SET PROBLEM
Collect every line that includes the string "Currency".
-- Begin MATERIAL FOR THIS TASK --
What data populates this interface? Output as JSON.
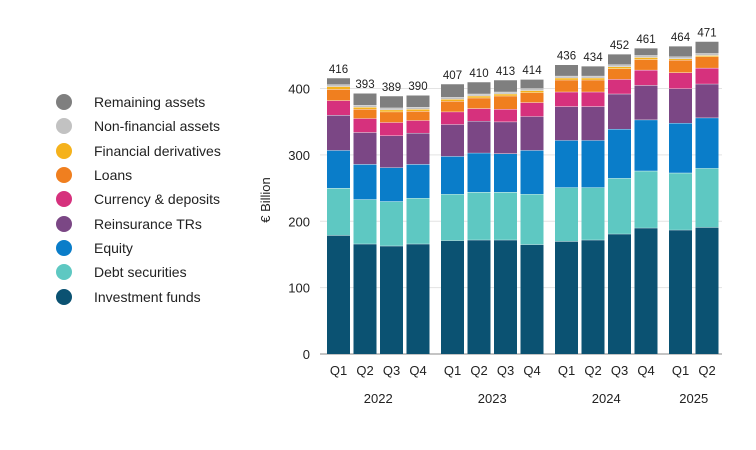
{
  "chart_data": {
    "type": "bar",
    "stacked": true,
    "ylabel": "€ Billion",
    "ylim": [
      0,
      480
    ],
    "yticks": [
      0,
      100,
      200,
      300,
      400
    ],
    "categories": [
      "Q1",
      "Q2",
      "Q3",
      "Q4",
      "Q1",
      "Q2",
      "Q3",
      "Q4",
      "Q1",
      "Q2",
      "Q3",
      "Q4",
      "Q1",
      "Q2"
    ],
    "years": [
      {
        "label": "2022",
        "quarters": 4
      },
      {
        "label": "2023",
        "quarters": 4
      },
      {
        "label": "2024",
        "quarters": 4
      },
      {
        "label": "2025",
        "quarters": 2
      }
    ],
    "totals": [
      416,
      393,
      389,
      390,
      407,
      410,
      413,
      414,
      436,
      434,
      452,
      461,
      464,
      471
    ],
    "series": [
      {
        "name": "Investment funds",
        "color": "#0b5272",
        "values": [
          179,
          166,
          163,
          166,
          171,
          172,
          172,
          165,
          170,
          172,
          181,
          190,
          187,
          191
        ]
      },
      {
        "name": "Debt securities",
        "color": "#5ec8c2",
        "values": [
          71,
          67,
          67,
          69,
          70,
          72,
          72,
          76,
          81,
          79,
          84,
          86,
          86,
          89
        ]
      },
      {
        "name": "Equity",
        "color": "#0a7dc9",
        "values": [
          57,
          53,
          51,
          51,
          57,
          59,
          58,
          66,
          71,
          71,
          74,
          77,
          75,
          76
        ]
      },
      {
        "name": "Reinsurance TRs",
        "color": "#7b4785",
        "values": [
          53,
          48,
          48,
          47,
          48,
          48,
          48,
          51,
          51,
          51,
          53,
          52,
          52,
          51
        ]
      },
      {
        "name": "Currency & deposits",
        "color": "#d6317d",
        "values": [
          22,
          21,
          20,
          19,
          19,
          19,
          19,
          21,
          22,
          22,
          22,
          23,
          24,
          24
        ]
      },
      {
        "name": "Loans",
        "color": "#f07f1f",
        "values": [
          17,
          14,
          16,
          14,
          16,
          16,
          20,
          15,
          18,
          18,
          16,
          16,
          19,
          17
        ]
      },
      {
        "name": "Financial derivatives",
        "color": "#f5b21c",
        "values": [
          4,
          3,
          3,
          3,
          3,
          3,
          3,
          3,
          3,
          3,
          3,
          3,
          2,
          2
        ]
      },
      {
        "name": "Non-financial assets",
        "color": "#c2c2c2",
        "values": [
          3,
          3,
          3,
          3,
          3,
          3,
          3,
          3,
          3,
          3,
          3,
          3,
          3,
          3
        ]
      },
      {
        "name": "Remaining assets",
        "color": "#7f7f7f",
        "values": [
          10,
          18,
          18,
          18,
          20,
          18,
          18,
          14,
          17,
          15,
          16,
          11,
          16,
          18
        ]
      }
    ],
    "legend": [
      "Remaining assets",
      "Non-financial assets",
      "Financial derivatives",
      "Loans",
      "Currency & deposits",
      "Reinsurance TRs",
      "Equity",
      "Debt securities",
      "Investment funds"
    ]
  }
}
-- End MATERIAL FOR THIS TASK --
RESULT FOR THIS TASK
        "name": "Currency & deposits",
      "Currency & deposits",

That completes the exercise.